■ **Objective**: Copy every line of the items below word for word, but leave out the pictures.

★ ★ ★ ★ ★

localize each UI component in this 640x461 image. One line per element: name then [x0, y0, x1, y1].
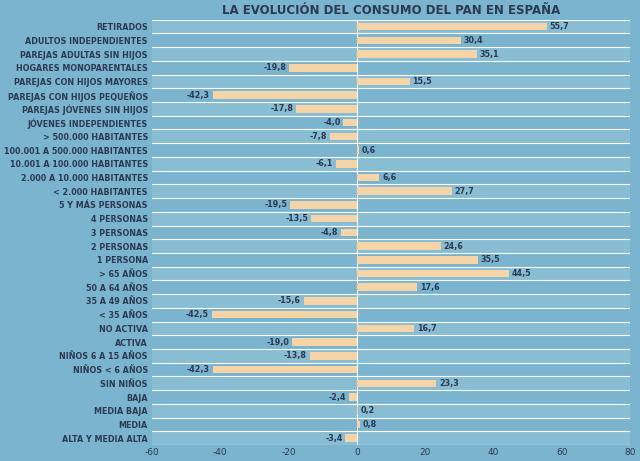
- Text: -7,8: -7,8: [310, 132, 328, 141]
- Bar: [152, 363, 630, 377]
- Text: -42,3: -42,3: [187, 365, 210, 374]
- Bar: [357, 188, 451, 195]
- Bar: [212, 311, 357, 319]
- Bar: [152, 349, 630, 363]
- Bar: [357, 256, 478, 264]
- Text: -19,0: -19,0: [266, 337, 289, 347]
- Text: 0,6: 0,6: [362, 146, 376, 154]
- Bar: [357, 78, 410, 85]
- Bar: [311, 215, 357, 223]
- Bar: [152, 89, 630, 102]
- Text: -4,8: -4,8: [321, 228, 338, 237]
- Text: 55,7: 55,7: [550, 22, 570, 31]
- Bar: [296, 105, 357, 112]
- Bar: [357, 146, 359, 154]
- Text: 17,6: 17,6: [420, 283, 440, 292]
- Bar: [152, 143, 630, 157]
- Text: 0,8: 0,8: [362, 420, 377, 429]
- Bar: [346, 434, 357, 442]
- Text: -13,5: -13,5: [285, 214, 308, 223]
- Bar: [357, 174, 380, 181]
- Bar: [340, 229, 357, 236]
- Bar: [152, 390, 630, 404]
- Bar: [336, 160, 357, 167]
- Text: 0,2: 0,2: [360, 406, 374, 415]
- Bar: [212, 366, 357, 373]
- Bar: [357, 270, 509, 278]
- Bar: [152, 280, 630, 294]
- Text: 23,3: 23,3: [439, 379, 459, 388]
- Bar: [152, 116, 630, 130]
- Bar: [343, 119, 357, 126]
- Bar: [152, 34, 630, 47]
- Bar: [152, 75, 630, 89]
- Text: 6,6: 6,6: [382, 173, 396, 182]
- Bar: [152, 212, 630, 225]
- Bar: [310, 352, 357, 360]
- Bar: [152, 294, 630, 308]
- Bar: [303, 297, 357, 305]
- Bar: [357, 379, 436, 387]
- Bar: [152, 20, 630, 34]
- Bar: [152, 418, 630, 431]
- Bar: [152, 335, 630, 349]
- Bar: [357, 325, 414, 332]
- Bar: [152, 61, 630, 75]
- Bar: [289, 64, 357, 71]
- Bar: [152, 322, 630, 335]
- Bar: [357, 284, 417, 291]
- Text: -2,4: -2,4: [328, 392, 346, 402]
- Title: LA EVOLUCIÓN DEL CONSUMO DEL PAN EN ESPAÑA: LA EVOLUCIÓN DEL CONSUMO DEL PAN EN ESPA…: [222, 4, 560, 17]
- Bar: [152, 157, 630, 171]
- Bar: [212, 91, 357, 99]
- Text: -4,0: -4,0: [323, 118, 340, 127]
- Text: 24,6: 24,6: [444, 242, 463, 251]
- Bar: [152, 253, 630, 267]
- Text: 15,5: 15,5: [413, 77, 432, 86]
- Bar: [330, 133, 357, 140]
- Bar: [152, 102, 630, 116]
- Bar: [349, 393, 357, 401]
- Bar: [152, 239, 630, 253]
- Text: 30,4: 30,4: [463, 36, 483, 45]
- Bar: [152, 267, 630, 280]
- Text: 35,5: 35,5: [481, 255, 500, 264]
- Bar: [152, 130, 630, 143]
- Text: -17,8: -17,8: [271, 104, 293, 113]
- Bar: [357, 407, 358, 414]
- Bar: [152, 171, 630, 184]
- Text: 27,7: 27,7: [454, 187, 474, 196]
- Text: -15,6: -15,6: [278, 296, 301, 306]
- Bar: [357, 421, 360, 428]
- Bar: [152, 47, 630, 61]
- Text: -19,8: -19,8: [264, 63, 287, 72]
- Text: 16,7: 16,7: [417, 324, 436, 333]
- Bar: [152, 431, 630, 445]
- Bar: [152, 198, 630, 212]
- Bar: [292, 338, 357, 346]
- Bar: [357, 242, 441, 250]
- Text: 35,1: 35,1: [479, 49, 499, 59]
- Bar: [357, 36, 461, 44]
- Bar: [152, 225, 630, 239]
- Text: -42,5: -42,5: [186, 310, 209, 319]
- Bar: [357, 50, 477, 58]
- Text: -19,5: -19,5: [265, 201, 287, 209]
- Text: -6,1: -6,1: [316, 160, 333, 168]
- Text: 44,5: 44,5: [511, 269, 531, 278]
- Bar: [152, 184, 630, 198]
- Text: -42,3: -42,3: [187, 91, 210, 100]
- Bar: [357, 23, 547, 30]
- Bar: [291, 201, 357, 209]
- Bar: [152, 377, 630, 390]
- Text: -3,4: -3,4: [325, 434, 342, 443]
- Bar: [152, 404, 630, 418]
- Bar: [152, 308, 630, 322]
- Text: -13,8: -13,8: [284, 351, 307, 361]
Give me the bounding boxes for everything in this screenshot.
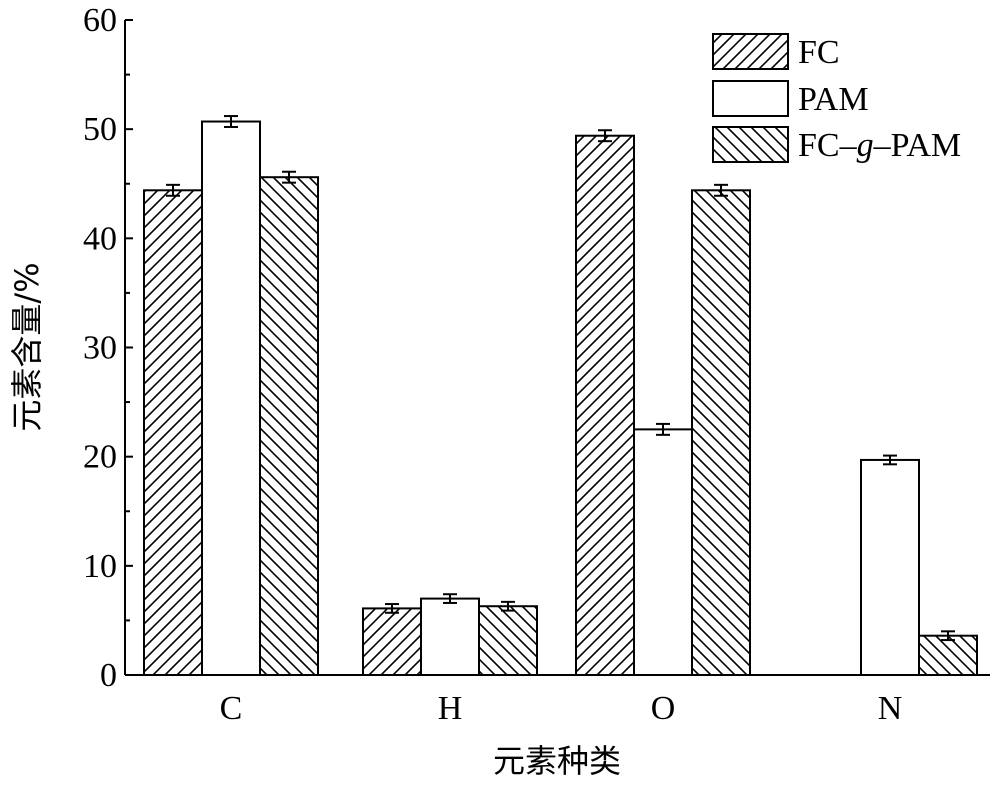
error-bar xyxy=(941,630,955,642)
y-tick-label: 40 xyxy=(83,220,117,257)
y-tick-label: 60 xyxy=(83,2,117,39)
bars xyxy=(143,120,978,677)
error-bar xyxy=(282,170,296,184)
legend-swatch-fc xyxy=(712,33,789,70)
legend-swatch-pam xyxy=(712,80,789,117)
legend-label-fc-g-pam: FC–g–PAM xyxy=(798,127,961,164)
legend-label-fc: FC xyxy=(798,34,840,71)
bar-fc-o xyxy=(575,134,635,676)
x-tick-label-h: H xyxy=(438,690,463,727)
y-tick-label: 20 xyxy=(83,439,117,476)
bar-fc-g-pam-o xyxy=(691,189,751,677)
x-axis-title: 元素种类 xyxy=(493,742,621,780)
bar-pam-c xyxy=(201,120,261,676)
bar-fc-c xyxy=(143,189,203,677)
x-tick-label-o: O xyxy=(651,690,676,727)
error-bar xyxy=(166,183,180,197)
error-bars xyxy=(166,115,955,642)
bar-fc-g-pam-c xyxy=(259,176,319,676)
bar-fc-h xyxy=(362,607,422,676)
x-tick-label-c: C xyxy=(220,690,243,727)
legend-label-pam: PAM xyxy=(798,81,869,118)
bar-pam-n xyxy=(860,458,920,677)
error-bar xyxy=(385,603,399,614)
y-axis-title: 元素含量/% xyxy=(8,262,46,431)
y-ticks: 0 10 20 30 40 50 60 xyxy=(83,2,133,694)
y-tick-label: 0 xyxy=(100,657,117,694)
y-tick-label: 50 xyxy=(83,111,117,148)
bar-fc-g-pam-h xyxy=(478,605,538,676)
error-bar xyxy=(598,129,612,143)
legend: FC PAM FC–g–PAM xyxy=(712,33,961,164)
error-bar xyxy=(443,593,457,604)
error-bar xyxy=(656,422,670,436)
error-bar xyxy=(714,183,728,197)
bar-fc-g-pam-n xyxy=(918,634,978,677)
error-bar xyxy=(883,454,897,466)
bar-pam-h xyxy=(420,597,480,676)
error-bar xyxy=(224,115,238,128)
error-bar xyxy=(501,600,515,612)
legend-swatch-fc-g-pam xyxy=(712,126,789,163)
y-tick-label: 30 xyxy=(83,330,117,367)
bar-pam-o xyxy=(633,428,693,676)
y-tick-label: 10 xyxy=(83,548,117,585)
x-tick-label-n: N xyxy=(878,690,903,727)
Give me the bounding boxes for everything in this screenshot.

★ ★ ★ ★ ★

■ **Correct result**:
localize each UI component in this 640x461 image. One line per element: name then [x0, y0, x1, y1].
- Text: -7,8: -7,8: [310, 132, 328, 141]
- Bar: [152, 363, 630, 377]
- Text: -42,3: -42,3: [187, 365, 210, 374]
- Bar: [357, 188, 451, 195]
- Bar: [212, 311, 357, 319]
- Bar: [152, 349, 630, 363]
- Bar: [357, 256, 478, 264]
- Text: -19,0: -19,0: [266, 337, 289, 347]
- Text: 0,6: 0,6: [362, 146, 376, 154]
- Bar: [357, 78, 410, 85]
- Bar: [311, 215, 357, 223]
- Bar: [152, 89, 630, 102]
- Text: -4,8: -4,8: [321, 228, 338, 237]
- Text: 55,7: 55,7: [550, 22, 570, 31]
- Bar: [296, 105, 357, 112]
- Bar: [357, 146, 359, 154]
- Text: 17,6: 17,6: [420, 283, 440, 292]
- Bar: [152, 143, 630, 157]
- Text: 0,8: 0,8: [362, 420, 377, 429]
- Bar: [346, 434, 357, 442]
- Text: -13,5: -13,5: [285, 214, 308, 223]
- Bar: [357, 174, 380, 181]
- Bar: [340, 229, 357, 236]
- Bar: [152, 390, 630, 404]
- Bar: [336, 160, 357, 167]
- Text: 0,2: 0,2: [360, 406, 374, 415]
- Bar: [212, 366, 357, 373]
- Bar: [357, 270, 509, 278]
- Bar: [152, 280, 630, 294]
- Text: 23,3: 23,3: [439, 379, 459, 388]
- Bar: [152, 116, 630, 130]
- Bar: [343, 119, 357, 126]
- Bar: [152, 34, 630, 47]
- Bar: [152, 75, 630, 89]
- Text: 6,6: 6,6: [382, 173, 396, 182]
- Bar: [152, 212, 630, 225]
- Bar: [310, 352, 357, 360]
- Bar: [152, 294, 630, 308]
- Bar: [303, 297, 357, 305]
- Bar: [357, 379, 436, 387]
- Bar: [152, 20, 630, 34]
- Bar: [152, 418, 630, 431]
- Bar: [152, 335, 630, 349]
- Bar: [357, 325, 414, 332]
- Bar: [152, 61, 630, 75]
- Bar: [289, 64, 357, 71]
- Bar: [152, 322, 630, 335]
- Bar: [357, 284, 417, 291]
- Text: -2,4: -2,4: [328, 392, 346, 402]
- Title: LA EVOLUCIÓN DEL CONSUMO DEL PAN EN ESPAÑA: LA EVOLUCIÓN DEL CONSUMO DEL PAN EN ESPA…: [222, 4, 560, 17]
- Bar: [152, 157, 630, 171]
- Bar: [212, 91, 357, 99]
- Text: -4,0: -4,0: [323, 118, 340, 127]
- Text: 24,6: 24,6: [444, 242, 463, 251]
- Bar: [152, 253, 630, 267]
- Text: 15,5: 15,5: [413, 77, 432, 86]
- Bar: [330, 133, 357, 140]
- Bar: [152, 102, 630, 116]
- Bar: [349, 393, 357, 401]
- Bar: [152, 239, 630, 253]
- Text: 30,4: 30,4: [463, 36, 483, 45]
- Bar: [152, 267, 630, 280]
- Text: 35,5: 35,5: [481, 255, 500, 264]
- Bar: [152, 130, 630, 143]
- Text: -17,8: -17,8: [271, 104, 293, 113]
- Bar: [357, 407, 358, 414]
- Bar: [152, 171, 630, 184]
- Text: 27,7: 27,7: [454, 187, 474, 196]
- Text: -15,6: -15,6: [278, 296, 301, 306]
- Bar: [357, 421, 360, 428]
- Bar: [152, 47, 630, 61]
- Text: -19,8: -19,8: [264, 63, 287, 72]
- Text: 16,7: 16,7: [417, 324, 436, 333]
- Bar: [152, 431, 630, 445]
- Bar: [152, 198, 630, 212]
- Bar: [292, 338, 357, 346]
- Bar: [357, 242, 441, 250]
- Text: 35,1: 35,1: [479, 49, 499, 59]
- Bar: [357, 36, 461, 44]
- Bar: [152, 225, 630, 239]
- Text: -42,5: -42,5: [186, 310, 209, 319]
- Bar: [357, 50, 477, 58]
- Text: -19,5: -19,5: [265, 201, 287, 209]
- Text: -6,1: -6,1: [316, 160, 333, 168]
- Text: 44,5: 44,5: [511, 269, 531, 278]
- Bar: [152, 184, 630, 198]
- Text: -42,3: -42,3: [187, 91, 210, 100]
- Bar: [357, 23, 547, 30]
- Bar: [291, 201, 357, 209]
- Bar: [152, 377, 630, 390]
- Text: -3,4: -3,4: [325, 434, 342, 443]
- Bar: [152, 404, 630, 418]
- Bar: [152, 308, 630, 322]
- Text: -13,8: -13,8: [284, 351, 307, 361]
Give me the bounding boxes for everything in this screenshot.
error-bar xyxy=(941,630,955,642)
y-tick-label: 40 xyxy=(83,220,117,257)
y-tick-label: 60 xyxy=(83,2,117,39)
bars xyxy=(143,120,978,677)
error-bar xyxy=(282,170,296,184)
legend-swatch-fc xyxy=(712,33,789,70)
legend-swatch-pam xyxy=(712,80,789,117)
legend-label-fc-g-pam: FC–g–PAM xyxy=(798,127,961,164)
legend-label-fc: FC xyxy=(798,34,840,71)
bar-fc-o xyxy=(575,134,635,676)
x-tick-label-h: H xyxy=(438,690,463,727)
y-tick-label: 20 xyxy=(83,439,117,476)
bar-fc-g-pam-o xyxy=(691,189,751,677)
x-axis-title: 元素种类 xyxy=(493,742,621,780)
bar-pam-c xyxy=(201,120,261,676)
bar-fc-c xyxy=(143,189,203,677)
x-tick-label-o: O xyxy=(651,690,676,727)
error-bar xyxy=(166,183,180,197)
error-bars xyxy=(166,115,955,642)
bar-fc-g-pam-c xyxy=(259,176,319,676)
bar-fc-h xyxy=(362,607,422,676)
x-tick-label-c: C xyxy=(220,690,243,727)
legend-label-pam: PAM xyxy=(798,81,869,118)
bar-pam-n xyxy=(860,458,920,677)
error-bar xyxy=(385,603,399,614)
y-axis-title: 元素含量/% xyxy=(8,262,46,431)
y-ticks: 0 10 20 30 40 50 60 xyxy=(83,2,133,694)
y-tick-label: 0 xyxy=(100,657,117,694)
y-tick-label: 50 xyxy=(83,111,117,148)
bar-fc-g-pam-h xyxy=(478,605,538,676)
error-bar xyxy=(598,129,612,143)
legend: FC PAM FC–g–PAM xyxy=(712,33,961,164)
error-bar xyxy=(443,593,457,604)
error-bar xyxy=(656,422,670,436)
error-bar xyxy=(714,183,728,197)
bar-fc-g-pam-n xyxy=(918,634,978,677)
error-bar xyxy=(883,454,897,466)
bar-pam-h xyxy=(420,597,480,676)
error-bar xyxy=(224,115,238,128)
error-bar xyxy=(501,600,515,612)
legend-swatch-fc-g-pam xyxy=(712,126,789,163)
y-tick-label: 30 xyxy=(83,330,117,367)
bar-pam-o xyxy=(633,428,693,676)
y-tick-label: 10 xyxy=(83,548,117,585)
x-tick-label-n: N xyxy=(878,690,903,727)
Give me the bounding boxes for everything in this screenshot.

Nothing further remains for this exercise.